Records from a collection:
^^^^

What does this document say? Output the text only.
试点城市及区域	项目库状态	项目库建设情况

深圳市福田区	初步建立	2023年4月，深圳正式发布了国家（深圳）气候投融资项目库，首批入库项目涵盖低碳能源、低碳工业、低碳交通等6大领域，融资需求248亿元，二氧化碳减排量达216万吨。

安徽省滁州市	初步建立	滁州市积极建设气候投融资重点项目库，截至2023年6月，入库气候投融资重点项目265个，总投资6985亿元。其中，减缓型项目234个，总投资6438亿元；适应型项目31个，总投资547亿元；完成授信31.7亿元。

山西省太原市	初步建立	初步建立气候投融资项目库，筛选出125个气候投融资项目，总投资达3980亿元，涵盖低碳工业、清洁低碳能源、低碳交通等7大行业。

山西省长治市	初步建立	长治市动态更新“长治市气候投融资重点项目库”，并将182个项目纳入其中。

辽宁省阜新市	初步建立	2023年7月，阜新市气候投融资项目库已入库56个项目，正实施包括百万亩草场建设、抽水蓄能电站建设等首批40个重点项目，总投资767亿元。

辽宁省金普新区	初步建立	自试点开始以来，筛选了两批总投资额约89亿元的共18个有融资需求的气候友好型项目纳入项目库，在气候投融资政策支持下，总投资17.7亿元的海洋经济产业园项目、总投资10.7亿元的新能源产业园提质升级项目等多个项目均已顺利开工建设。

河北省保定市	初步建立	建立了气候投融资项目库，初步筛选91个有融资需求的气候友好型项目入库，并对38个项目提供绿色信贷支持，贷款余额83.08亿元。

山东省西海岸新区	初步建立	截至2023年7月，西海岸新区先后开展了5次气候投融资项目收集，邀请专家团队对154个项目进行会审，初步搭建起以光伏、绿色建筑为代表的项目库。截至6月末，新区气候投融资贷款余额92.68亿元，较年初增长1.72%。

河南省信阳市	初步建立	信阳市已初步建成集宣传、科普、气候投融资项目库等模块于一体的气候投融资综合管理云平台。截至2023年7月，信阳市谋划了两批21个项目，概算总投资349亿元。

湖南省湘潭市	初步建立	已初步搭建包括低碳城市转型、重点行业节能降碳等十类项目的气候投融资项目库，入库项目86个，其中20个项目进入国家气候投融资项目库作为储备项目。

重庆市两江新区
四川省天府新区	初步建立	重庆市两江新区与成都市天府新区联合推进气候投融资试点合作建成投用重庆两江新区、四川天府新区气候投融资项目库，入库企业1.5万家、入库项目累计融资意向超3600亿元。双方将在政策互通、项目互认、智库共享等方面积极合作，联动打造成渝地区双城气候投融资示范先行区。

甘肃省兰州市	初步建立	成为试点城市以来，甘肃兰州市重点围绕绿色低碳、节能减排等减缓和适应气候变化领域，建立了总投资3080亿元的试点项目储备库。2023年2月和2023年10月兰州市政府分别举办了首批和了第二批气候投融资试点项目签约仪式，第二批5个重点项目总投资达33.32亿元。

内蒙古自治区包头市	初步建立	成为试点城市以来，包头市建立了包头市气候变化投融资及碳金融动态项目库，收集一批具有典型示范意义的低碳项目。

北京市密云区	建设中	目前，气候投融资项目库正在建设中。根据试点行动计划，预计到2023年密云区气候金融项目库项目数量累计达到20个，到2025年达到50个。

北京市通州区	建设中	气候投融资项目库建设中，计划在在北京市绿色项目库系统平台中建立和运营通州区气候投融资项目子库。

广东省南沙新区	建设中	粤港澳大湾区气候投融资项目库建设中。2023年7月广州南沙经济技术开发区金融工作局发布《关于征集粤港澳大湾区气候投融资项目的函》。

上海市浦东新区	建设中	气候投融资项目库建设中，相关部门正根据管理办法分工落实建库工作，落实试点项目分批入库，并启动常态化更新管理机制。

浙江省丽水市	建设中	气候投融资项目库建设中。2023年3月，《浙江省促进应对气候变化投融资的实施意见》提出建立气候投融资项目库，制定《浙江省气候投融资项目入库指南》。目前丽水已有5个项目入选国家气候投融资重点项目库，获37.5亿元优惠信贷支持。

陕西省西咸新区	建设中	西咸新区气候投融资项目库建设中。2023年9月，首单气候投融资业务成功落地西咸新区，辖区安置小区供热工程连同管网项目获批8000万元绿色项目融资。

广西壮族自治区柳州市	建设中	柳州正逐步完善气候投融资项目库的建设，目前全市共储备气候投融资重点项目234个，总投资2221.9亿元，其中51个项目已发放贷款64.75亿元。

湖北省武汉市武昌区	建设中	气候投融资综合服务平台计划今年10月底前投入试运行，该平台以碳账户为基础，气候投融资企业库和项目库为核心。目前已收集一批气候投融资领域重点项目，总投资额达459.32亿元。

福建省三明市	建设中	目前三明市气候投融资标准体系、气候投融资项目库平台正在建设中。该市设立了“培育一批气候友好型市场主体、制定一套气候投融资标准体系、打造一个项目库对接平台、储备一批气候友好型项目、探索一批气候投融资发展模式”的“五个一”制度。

^^^^

What the task requires:
Exactly reproduce all of the entries.

Correct result:
What does this document say? Output the text only.
试点城市及区域	项目库状态	项目库建设情况

深圳市福田区	初步建立	2023年4月，深圳正式发布了国家（深圳）气候投融资项目库，首批入库项目涵盖低碳能源、低碳工业、低碳交通等6大领域，融资需求248亿元，二氧化碳减排量达216万吨。

安徽省滁州市	初步建立	滁州市积极建设气候投融资重点项目库，截至2023年6月，入库气候投融资重点项目265个，总投资6985亿元。其中，减缓型项目234个，总投资6438亿元；适应型项目31个，总投资547亿元；完成授信31.7亿元。

山西省太原市	初步建立	初步建立气候投融资项目库，筛选出125个气候投融资项目，总投资达3980亿元，涵盖低碳工业、清洁低碳能源、低碳交通等7大行业。

山西省长治市	初步建立	长治市动态更新“长治市气候投融资重点项目库”，并将182个项目纳入其中。

辽宁省阜新市	初步建立	2023年7月，阜新市气候投融资项目库已入库56个项目，正实施包括百万亩草场建设、抽水蓄能电站建设等首批40个重点项目，总投资767亿元。

辽宁省金普新区	初步建立	自试点开始以来，筛选了两批总投资额约89亿元的共18个有融资需求的气候友好型项目纳入项目库，在气候投融资政策支持下，总投资17.7亿元的海洋经济产业园项目、总投资10.7亿元的新能源产业园提质升级项目等多个项目均已顺利开工建设。

河北省保定市	初步建立	建立了气候投融资项目库，初步筛选91个有融资需求的气候友好型项目入库，并对38个项目提供绿色信贷支持，贷款余额83.08亿元。

山东省西海岸新区	初步建立	截至2023年7月，西海岸新区先后开展了5次气候投融资项目收集，邀请专家团队对154个项目进行会审，初步搭建起以光伏、绿色建筑为代表的项目库。截至6月末，新区气候投融资贷款余额92.68亿元，较年初增长1.72%。

河南省信阳市	初步建立	信阳市已初步建成集宣传、科普、气候投融资项目库等模块于一体的气候投融资综合管理云平台。截至2023年7月，信阳市谋划了两批21个项目，概算总投资349亿元。

湖南省湘潭市	初步建立	已初步搭建包括低碳城市转型、重点行业节能降碳等十类项目的气候投融资项目库，入库项目86个，其中20个项目进入国家气候投融资项目库作为储备项目。

重庆市两江新区
四川省天府新区	初步建立	重庆市两江新区与成都市天府新区联合推进气候投融资试点合作建成投用重庆两江新区、四川天府新区气候投融资项目库，入库企业1.5万家、入库项目累计融资意向超3600亿元。双方将在政策互通、项目互认、智库共享等方面积极合作，联动打造成渝地区双城气候投融资示范先行区。

甘肃省兰州市	初步建立	成为试点城市以来，甘肃兰州市重点围绕绿色低碳、节能减排等减缓和适应气候变化领域，建立了总投资3080亿元的试点项目储备库。2023年2月和2023年10月兰州市政府分别举办了首批和了第二批气候投融资试点项目签约仪式，第二批5个重点项目总投资达33.32亿元。

内蒙古自治区包头市	初步建立	成为试点城市以来，包头市建立了包头市气候变化投融资及碳金融动态项目库，收集一批具有典型示范意义的低碳项目。

北京市密云区	建设中	目前，气候投融资项目库正在建设中。根据试点行动计划，预计到2023年密云区气候金融项目库项目数量累计达到20个，到2025年达到50个。

北京市通州区	建设中	气候投融资项目库建设中，计划在在北京市绿色项目库系统平台中建立和运营通州区气候投融资项目子库。

广东省南沙新区	建设中	粤港澳大湾区气候投融资项目库建设中。2023年7月广州南沙经济技术开发区金融工作局发布《关于征集粤港澳大湾区气候投融资项目的函》。

上海市浦东新区	建设中	气候投融资项目库建设中，相关部门正根据管理办法分工落实建库工作，落实试点项目分批入库，并启动常态化更新管理机制。

浙江省丽水市	建设中	气候投融资项目库建设中。2023年3月，《浙江省促进应对气候变化投融资的实施意见》提出建立气候投融资项目库，制定《浙江省气候投融资项目入库指南》。目前丽水已有5个项目入选国家气候投融资重点项目库，获37.5亿元优惠信贷支持。

陕西省西咸新区	建设中	西咸新区气候投融资项目库建设中。2023年9月，首单气候投融资业务成功落地西咸新区，辖区安置小区供热工程连同管网项目获批8000万元绿色项目融资。

广西壮族自治区柳州市	建设中	柳州正逐步完善气候投融资项目库的建设，目前全市共储备气候投融资重点项目234个，总投资2221.9亿元，其中51个项目已发放贷款64.75亿元。

湖北省武汉市武昌区	建设中	气候投融资综合服务平台计划今年10月底前投入试运行，该平台以碳账户为基础，气候投融资企业库和项目库为核心。目前已收集一批气候投融资领域重点项目，总投资额达459.32亿元。

福建省三明市	建设中	目前三明市气候投融资标准体系、气候投融资项目库平台正在建设中。该市设立了“培育一批气候友好型市场主体、制定一套气候投融资标准体系、打造一个项目库对接平台、储备一批气候友好型项目、探索一批气候投融资发展模式”的“五个一”制度。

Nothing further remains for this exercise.